Written instruction: Find every line with the word "Ymax" and report how many there are, without any other text.
================
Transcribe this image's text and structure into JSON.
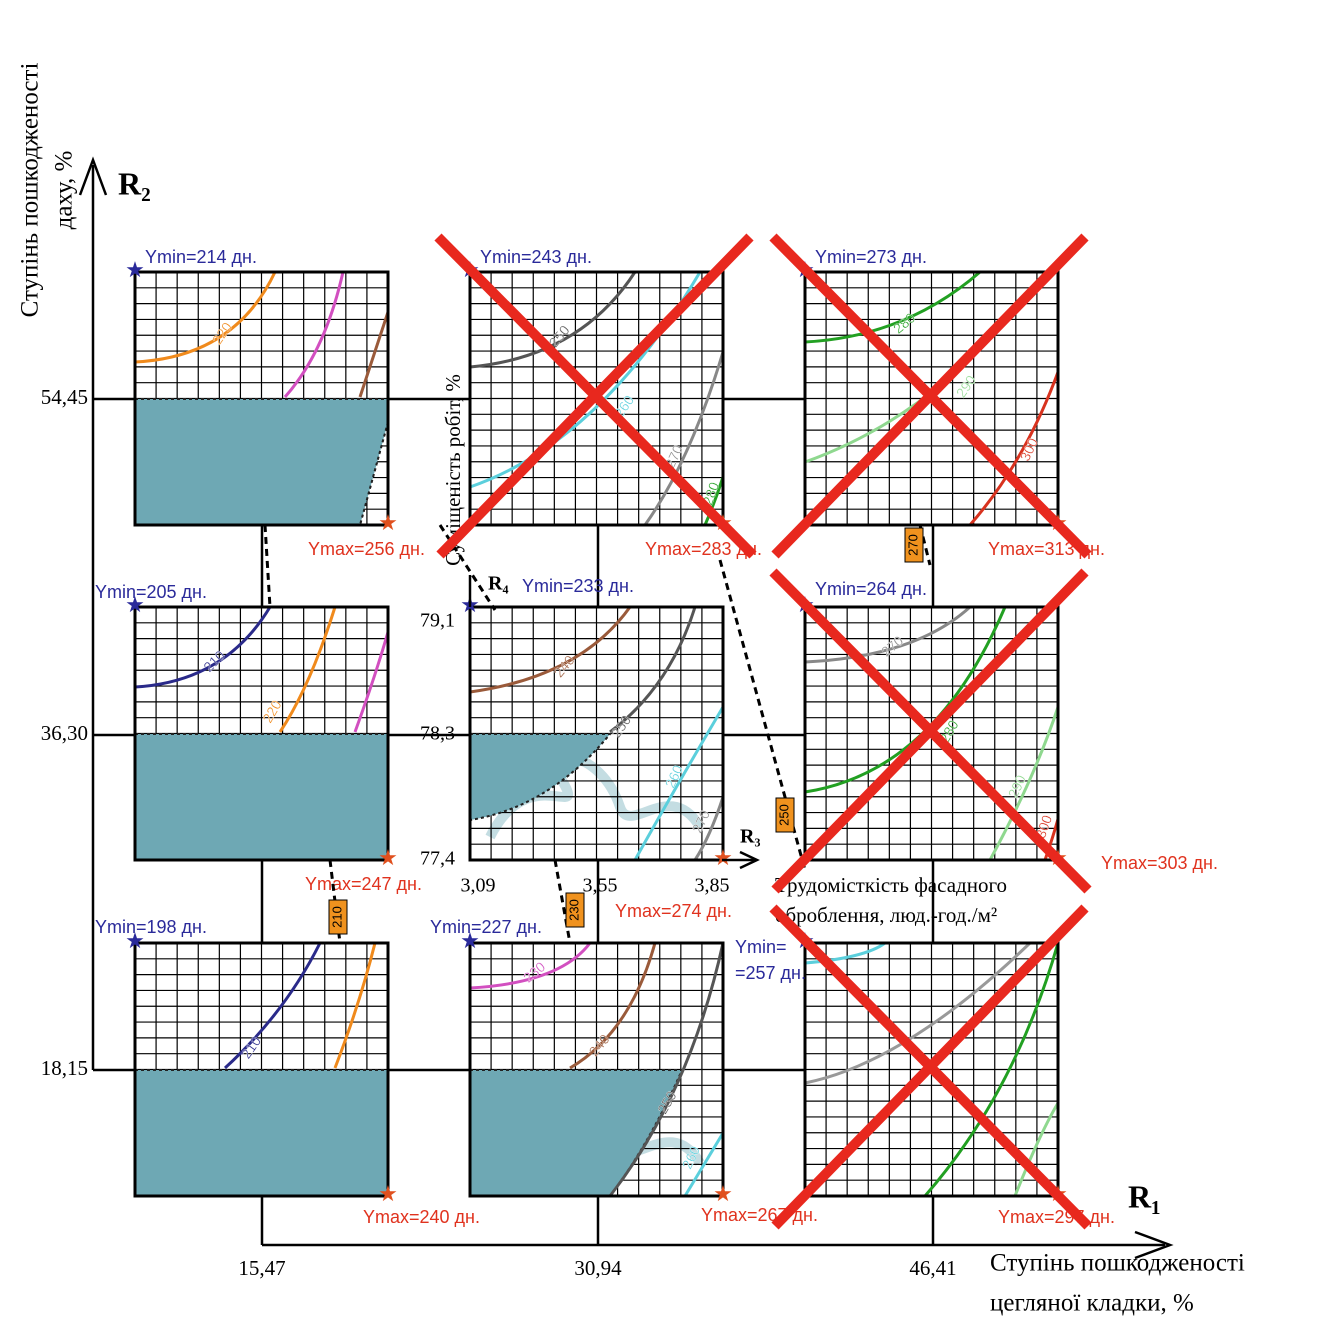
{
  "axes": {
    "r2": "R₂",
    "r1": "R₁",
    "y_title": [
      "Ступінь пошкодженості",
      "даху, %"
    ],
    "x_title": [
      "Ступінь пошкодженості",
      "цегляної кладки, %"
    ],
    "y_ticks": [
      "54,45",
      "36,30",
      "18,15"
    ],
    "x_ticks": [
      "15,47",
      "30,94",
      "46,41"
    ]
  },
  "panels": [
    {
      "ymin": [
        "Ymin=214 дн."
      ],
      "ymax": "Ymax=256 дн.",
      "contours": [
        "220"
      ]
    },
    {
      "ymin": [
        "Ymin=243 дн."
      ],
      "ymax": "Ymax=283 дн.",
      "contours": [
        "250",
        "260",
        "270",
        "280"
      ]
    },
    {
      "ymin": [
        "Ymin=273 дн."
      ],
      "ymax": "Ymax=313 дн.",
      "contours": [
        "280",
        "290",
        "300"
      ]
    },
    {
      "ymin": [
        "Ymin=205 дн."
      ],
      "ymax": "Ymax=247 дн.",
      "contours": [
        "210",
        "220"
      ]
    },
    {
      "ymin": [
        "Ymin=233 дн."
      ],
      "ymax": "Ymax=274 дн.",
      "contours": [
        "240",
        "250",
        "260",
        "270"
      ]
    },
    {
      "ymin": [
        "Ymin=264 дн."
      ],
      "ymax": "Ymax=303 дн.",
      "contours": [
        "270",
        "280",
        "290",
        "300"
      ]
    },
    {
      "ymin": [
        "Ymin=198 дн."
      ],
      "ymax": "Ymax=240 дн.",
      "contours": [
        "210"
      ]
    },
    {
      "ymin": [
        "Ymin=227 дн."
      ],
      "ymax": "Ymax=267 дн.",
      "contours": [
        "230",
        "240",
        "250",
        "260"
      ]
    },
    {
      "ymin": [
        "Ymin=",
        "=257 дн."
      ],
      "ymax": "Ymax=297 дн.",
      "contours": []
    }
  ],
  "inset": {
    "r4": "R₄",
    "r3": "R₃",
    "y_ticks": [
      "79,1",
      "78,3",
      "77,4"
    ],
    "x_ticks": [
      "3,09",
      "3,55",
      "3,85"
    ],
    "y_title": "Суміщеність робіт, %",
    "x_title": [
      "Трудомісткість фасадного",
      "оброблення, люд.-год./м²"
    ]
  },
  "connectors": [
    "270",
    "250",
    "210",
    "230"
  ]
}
================
Answer to this problem: 9